▼▼▼

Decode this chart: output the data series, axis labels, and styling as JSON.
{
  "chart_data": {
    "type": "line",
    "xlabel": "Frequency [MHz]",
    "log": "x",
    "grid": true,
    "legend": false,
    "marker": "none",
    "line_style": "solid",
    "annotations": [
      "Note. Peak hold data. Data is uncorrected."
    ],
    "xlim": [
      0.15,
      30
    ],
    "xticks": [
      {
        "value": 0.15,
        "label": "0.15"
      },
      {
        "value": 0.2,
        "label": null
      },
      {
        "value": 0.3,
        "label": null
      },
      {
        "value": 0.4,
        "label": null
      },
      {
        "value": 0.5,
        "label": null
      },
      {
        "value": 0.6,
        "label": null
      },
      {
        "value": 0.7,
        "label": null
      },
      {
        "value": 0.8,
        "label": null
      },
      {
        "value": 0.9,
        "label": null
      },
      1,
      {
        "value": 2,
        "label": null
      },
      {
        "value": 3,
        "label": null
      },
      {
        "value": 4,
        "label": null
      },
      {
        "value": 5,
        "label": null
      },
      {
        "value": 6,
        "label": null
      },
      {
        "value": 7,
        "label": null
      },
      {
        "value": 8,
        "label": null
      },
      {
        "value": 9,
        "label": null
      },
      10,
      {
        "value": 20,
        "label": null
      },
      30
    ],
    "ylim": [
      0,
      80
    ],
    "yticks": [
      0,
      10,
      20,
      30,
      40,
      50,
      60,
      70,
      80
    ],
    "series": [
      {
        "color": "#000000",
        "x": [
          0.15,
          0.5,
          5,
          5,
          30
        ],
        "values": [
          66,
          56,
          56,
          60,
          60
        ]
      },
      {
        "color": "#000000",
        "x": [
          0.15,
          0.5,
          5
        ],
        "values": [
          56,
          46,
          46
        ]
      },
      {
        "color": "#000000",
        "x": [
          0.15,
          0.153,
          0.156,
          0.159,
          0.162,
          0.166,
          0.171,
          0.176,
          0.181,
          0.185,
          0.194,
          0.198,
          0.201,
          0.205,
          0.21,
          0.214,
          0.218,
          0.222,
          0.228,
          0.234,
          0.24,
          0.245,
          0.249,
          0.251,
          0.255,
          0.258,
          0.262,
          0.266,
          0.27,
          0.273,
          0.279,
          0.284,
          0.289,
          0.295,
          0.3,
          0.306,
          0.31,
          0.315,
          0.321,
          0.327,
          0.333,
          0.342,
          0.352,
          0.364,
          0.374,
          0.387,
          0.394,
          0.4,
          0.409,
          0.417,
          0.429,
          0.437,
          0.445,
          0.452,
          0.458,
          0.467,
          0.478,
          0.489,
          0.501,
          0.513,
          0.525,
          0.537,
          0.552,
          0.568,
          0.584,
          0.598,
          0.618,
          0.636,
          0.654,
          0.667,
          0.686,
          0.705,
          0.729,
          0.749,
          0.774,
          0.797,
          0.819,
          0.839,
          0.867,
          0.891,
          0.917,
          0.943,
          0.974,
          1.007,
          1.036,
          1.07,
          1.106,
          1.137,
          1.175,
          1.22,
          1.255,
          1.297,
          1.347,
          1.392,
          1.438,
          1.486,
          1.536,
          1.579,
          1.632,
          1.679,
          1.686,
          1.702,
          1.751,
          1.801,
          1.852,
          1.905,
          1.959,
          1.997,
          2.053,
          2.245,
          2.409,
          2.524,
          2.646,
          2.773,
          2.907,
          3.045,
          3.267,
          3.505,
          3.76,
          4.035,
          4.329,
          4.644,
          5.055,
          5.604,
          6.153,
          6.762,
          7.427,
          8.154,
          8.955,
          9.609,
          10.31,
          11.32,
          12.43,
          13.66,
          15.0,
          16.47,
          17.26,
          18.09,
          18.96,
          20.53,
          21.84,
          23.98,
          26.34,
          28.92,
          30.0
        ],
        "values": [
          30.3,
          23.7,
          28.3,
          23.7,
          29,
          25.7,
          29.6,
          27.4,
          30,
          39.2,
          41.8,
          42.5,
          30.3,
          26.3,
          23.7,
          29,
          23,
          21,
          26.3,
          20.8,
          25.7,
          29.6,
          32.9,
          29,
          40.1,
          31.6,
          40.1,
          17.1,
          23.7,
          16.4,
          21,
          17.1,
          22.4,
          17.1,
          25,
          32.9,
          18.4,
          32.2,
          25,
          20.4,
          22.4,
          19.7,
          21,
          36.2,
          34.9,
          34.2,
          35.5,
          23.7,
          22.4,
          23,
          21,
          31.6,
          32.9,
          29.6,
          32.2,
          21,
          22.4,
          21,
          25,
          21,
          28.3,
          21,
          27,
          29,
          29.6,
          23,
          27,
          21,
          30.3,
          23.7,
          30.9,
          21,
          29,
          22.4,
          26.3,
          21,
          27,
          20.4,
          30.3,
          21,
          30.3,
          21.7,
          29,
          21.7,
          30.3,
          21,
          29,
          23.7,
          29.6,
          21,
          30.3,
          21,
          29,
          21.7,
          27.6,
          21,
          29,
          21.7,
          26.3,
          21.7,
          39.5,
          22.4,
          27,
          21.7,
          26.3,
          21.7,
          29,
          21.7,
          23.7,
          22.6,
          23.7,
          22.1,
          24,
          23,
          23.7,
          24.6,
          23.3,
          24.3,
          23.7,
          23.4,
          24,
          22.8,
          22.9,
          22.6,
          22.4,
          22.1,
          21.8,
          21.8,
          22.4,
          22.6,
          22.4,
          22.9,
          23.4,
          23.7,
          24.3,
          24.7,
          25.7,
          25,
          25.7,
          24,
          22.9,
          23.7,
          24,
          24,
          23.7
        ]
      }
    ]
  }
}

▲▲▲

▶ _TASK INSTRUCTIONS_
Quote every record above exactly.

▶ _CORRECT RESPONSE_
Decode this chart: output the data series, axis labels, and styling as JSON.
{
  "chart_data": {
    "type": "line",
    "xlabel": "Frequency [MHz]",
    "log": "x",
    "grid": true,
    "legend": false,
    "marker": "none",
    "line_style": "solid",
    "annotations": [
      "Note. Peak hold data. Data is uncorrected."
    ],
    "xlim": [
      0.15,
      30
    ],
    "xticks": [
      {
        "value": 0.15,
        "label": "0.15"
      },
      {
        "value": 0.2,
        "label": null
      },
      {
        "value": 0.3,
        "label": null
      },
      {
        "value": 0.4,
        "label": null
      },
      {
        "value": 0.5,
        "label": null
      },
      {
        "value": 0.6,
        "label": null
      },
      {
        "value": 0.7,
        "label": null
      },
      {
        "value": 0.8,
        "label": null
      },
      {
        "value": 0.9,
        "label": null
      },
      1,
      {
        "value": 2,
        "label": null
      },
      {
        "value": 3,
        "label": null
      },
      {
        "value": 4,
        "label": null
      },
      {
        "value": 5,
        "label": null
      },
      {
        "value": 6,
        "label": null
      },
      {
        "value": 7,
        "label": null
      },
      {
        "value": 8,
        "label": null
      },
      {
        "value": 9,
        "label": null
      },
      10,
      {
        "value": 20,
        "label": null
      },
      30
    ],
    "ylim": [
      0,
      80
    ],
    "yticks": [
      0,
      10,
      20,
      30,
      40,
      50,
      60,
      70,
      80
    ],
    "series": [
      {
        "color": "#000000",
        "x": [
          0.15,
          0.5,
          5,
          5,
          30
        ],
        "values": [
          66,
          56,
          56,
          60,
          60
        ]
      },
      {
        "color": "#000000",
        "x": [
          0.15,
          0.5,
          5
        ],
        "values": [
          56,
          46,
          46
        ]
      },
      {
        "color": "#000000",
        "x": [
          0.15,
          0.153,
          0.156,
          0.159,
          0.162,
          0.166,
          0.171,
          0.176,
          0.181,
          0.185,
          0.194,
          0.198,
          0.201,
          0.205,
          0.21,
          0.214,
          0.218,
          0.222,
          0.228,
          0.234,
          0.24,
          0.245,
          0.249,
          0.251,
          0.255,
          0.258,
          0.262,
          0.266,
          0.27,
          0.273,
          0.279,
          0.284,
          0.289,
          0.295,
          0.3,
          0.306,
          0.31,
          0.315,
          0.321,
          0.327,
          0.333,
          0.342,
          0.352,
          0.364,
          0.374,
          0.387,
          0.394,
          0.4,
          0.409,
          0.417,
          0.429,
          0.437,
          0.445,
          0.452,
          0.458,
          0.467,
          0.478,
          0.489,
          0.501,
          0.513,
          0.525,
          0.537,
          0.552,
          0.568,
          0.584,
          0.598,
          0.618,
          0.636,
          0.654,
          0.667,
          0.686,
          0.705,
          0.729,
          0.749,
          0.774,
          0.797,
          0.819,
          0.839,
          0.867,
          0.891,
          0.917,
          0.943,
          0.974,
          1.007,
          1.036,
          1.07,
          1.106,
          1.137,
          1.175,
          1.22,
          1.255,
          1.297,
          1.347,
          1.392,
          1.438,
          1.486,
          1.536,
          1.579,
          1.632,
          1.679,
          1.686,
          1.702,
          1.751,
          1.801,
          1.852,
          1.905,
          1.959,
          1.997,
          2.053,
          2.245,
          2.409,
          2.524,
          2.646,
          2.773,
          2.907,
          3.045,
          3.267,
          3.505,
          3.76,
          4.035,
          4.329,
          4.644,
          5.055,
          5.604,
          6.153,
          6.762,
          7.427,
          8.154,
          8.955,
          9.609,
          10.31,
          11.32,
          12.43,
          13.66,
          15.0,
          16.47,
          17.26,
          18.09,
          18.96,
          20.53,
          21.84,
          23.98,
          26.34,
          28.92,
          30.0
        ],
        "values": [
          30.3,
          23.7,
          28.3,
          23.7,
          29,
          25.7,
          29.6,
          27.4,
          30,
          39.2,
          41.8,
          42.5,
          30.3,
          26.3,
          23.7,
          29,
          23,
          21,
          26.3,
          20.8,
          25.7,
          29.6,
          32.9,
          29,
          40.1,
          31.6,
          40.1,
          17.1,
          23.7,
          16.4,
          21,
          17.1,
          22.4,
          17.1,
          25,
          32.9,
          18.4,
          32.2,
          25,
          20.4,
          22.4,
          19.7,
          21,
          36.2,
          34.9,
          34.2,
          35.5,
          23.7,
          22.4,
          23,
          21,
          31.6,
          32.9,
          29.6,
          32.2,
          21,
          22.4,
          21,
          25,
          21,
          28.3,
          21,
          27,
          29,
          29.6,
          23,
          27,
          21,
          30.3,
          23.7,
          30.9,
          21,
          29,
          22.4,
          26.3,
          21,
          27,
          20.4,
          30.3,
          21,
          30.3,
          21.7,
          29,
          21.7,
          30.3,
          21,
          29,
          23.7,
          29.6,
          21,
          30.3,
          21,
          29,
          21.7,
          27.6,
          21,
          29,
          21.7,
          26.3,
          21.7,
          39.5,
          22.4,
          27,
          21.7,
          26.3,
          21.7,
          29,
          21.7,
          23.7,
          22.6,
          23.7,
          22.1,
          24,
          23,
          23.7,
          24.6,
          23.3,
          24.3,
          23.7,
          23.4,
          24,
          22.8,
          22.9,
          22.6,
          22.4,
          22.1,
          21.8,
          21.8,
          22.4,
          22.6,
          22.4,
          22.9,
          23.4,
          23.7,
          24.3,
          24.7,
          25.7,
          25,
          25.7,
          24,
          22.9,
          23.7,
          24,
          24,
          23.7
        ]
      }
    ]
  }
}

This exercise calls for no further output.